Written exercise:
Restate all the material verbatim, except for the pictures.
[Begin Data provided]
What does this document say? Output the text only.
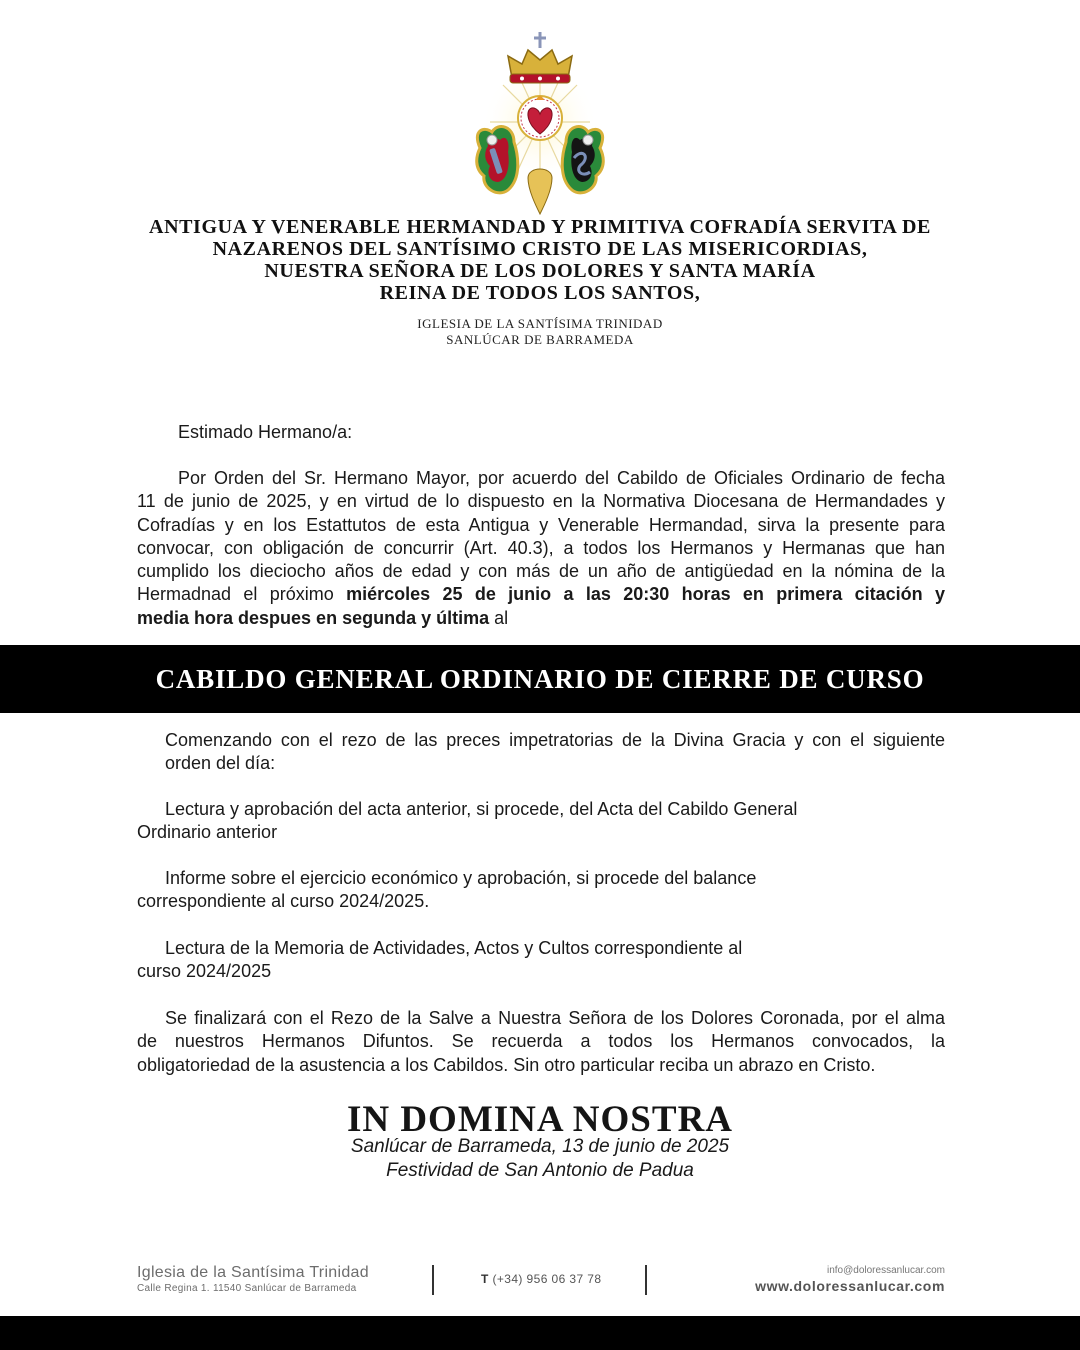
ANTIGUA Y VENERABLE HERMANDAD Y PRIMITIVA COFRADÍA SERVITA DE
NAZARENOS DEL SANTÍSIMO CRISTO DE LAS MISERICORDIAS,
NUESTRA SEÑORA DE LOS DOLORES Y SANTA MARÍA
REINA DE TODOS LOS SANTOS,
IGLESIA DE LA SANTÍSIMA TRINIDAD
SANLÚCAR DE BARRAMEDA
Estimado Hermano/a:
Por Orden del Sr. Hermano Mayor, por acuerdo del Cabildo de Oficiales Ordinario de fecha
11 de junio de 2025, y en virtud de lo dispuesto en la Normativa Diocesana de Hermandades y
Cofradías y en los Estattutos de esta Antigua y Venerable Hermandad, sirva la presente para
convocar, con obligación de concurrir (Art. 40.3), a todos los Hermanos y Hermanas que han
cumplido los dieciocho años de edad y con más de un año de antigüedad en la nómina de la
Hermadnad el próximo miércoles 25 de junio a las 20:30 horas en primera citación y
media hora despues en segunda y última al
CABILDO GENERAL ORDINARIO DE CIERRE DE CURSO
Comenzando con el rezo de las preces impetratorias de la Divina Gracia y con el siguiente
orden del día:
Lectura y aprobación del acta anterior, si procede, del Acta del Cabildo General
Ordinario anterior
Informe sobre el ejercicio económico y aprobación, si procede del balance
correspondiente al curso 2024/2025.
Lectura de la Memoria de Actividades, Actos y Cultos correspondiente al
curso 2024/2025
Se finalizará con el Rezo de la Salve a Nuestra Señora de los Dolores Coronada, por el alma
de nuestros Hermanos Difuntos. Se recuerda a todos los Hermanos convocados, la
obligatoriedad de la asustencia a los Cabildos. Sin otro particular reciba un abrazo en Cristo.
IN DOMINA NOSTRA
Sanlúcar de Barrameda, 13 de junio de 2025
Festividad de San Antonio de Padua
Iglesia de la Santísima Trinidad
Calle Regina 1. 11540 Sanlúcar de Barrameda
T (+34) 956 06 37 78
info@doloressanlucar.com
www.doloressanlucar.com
[End Data provided]
Completed exercise:
What does this document say? Output the text only.
ANTIGUA Y VENERABLE HERMANDAD Y PRIMITIVA COFRADÍA SERVITA DE
NAZARENOS DEL SANTÍSIMO CRISTO DE LAS MISERICORDIAS,
NUESTRA SEÑORA DE LOS DOLORES Y SANTA MARÍA
REINA DE TODOS LOS SANTOS,
IGLESIA DE LA SANTÍSIMA TRINIDAD
SANLÚCAR DE BARRAMEDA
Estimado Hermano/a:
Por Orden del Sr. Hermano Mayor, por acuerdo del Cabildo de Oficiales Ordinario de fecha
11 de junio de 2025, y en virtud de lo dispuesto en la Normativa Diocesana de Hermandades y
Cofradías y en los Estattutos de esta Antigua y Venerable Hermandad, sirva la presente para
convocar, con obligación de concurrir (Art. 40.3), a todos los Hermanos y Hermanas que han
cumplido los dieciocho años de edad y con más de un año de antigüedad en la nómina de la
Hermadnad el próximo miércoles 25 de junio a las 20:30 horas en primera citación y
media hora despues en segunda y última al
CABILDO GENERAL ORDINARIO DE CIERRE DE CURSO
Comenzando con el rezo de las preces impetratorias de la Divina Gracia y con el siguiente
orden del día:
Lectura y aprobación del acta anterior, si procede, del Acta del Cabildo General
Ordinario anterior
Informe sobre el ejercicio económico y aprobación, si procede del balance
correspondiente al curso 2024/2025.
Lectura de la Memoria de Actividades, Actos y Cultos correspondiente al
curso 2024/2025
Se finalizará con el Rezo de la Salve a Nuestra Señora de los Dolores Coronada, por el alma
de nuestros Hermanos Difuntos. Se recuerda a todos los Hermanos convocados, la
obligatoriedad de la asustencia a los Cabildos. Sin otro particular reciba un abrazo en Cristo.
IN DOMINA NOSTRA
Sanlúcar de Barrameda, 13 de junio de 2025
Festividad de San Antonio de Padua
Iglesia de la Santísima Trinidad
Calle Regina 1. 11540 Sanlúcar de Barrameda
T (+34) 956 06 37 78
info@doloressanlucar.com
www.doloressanlucar.com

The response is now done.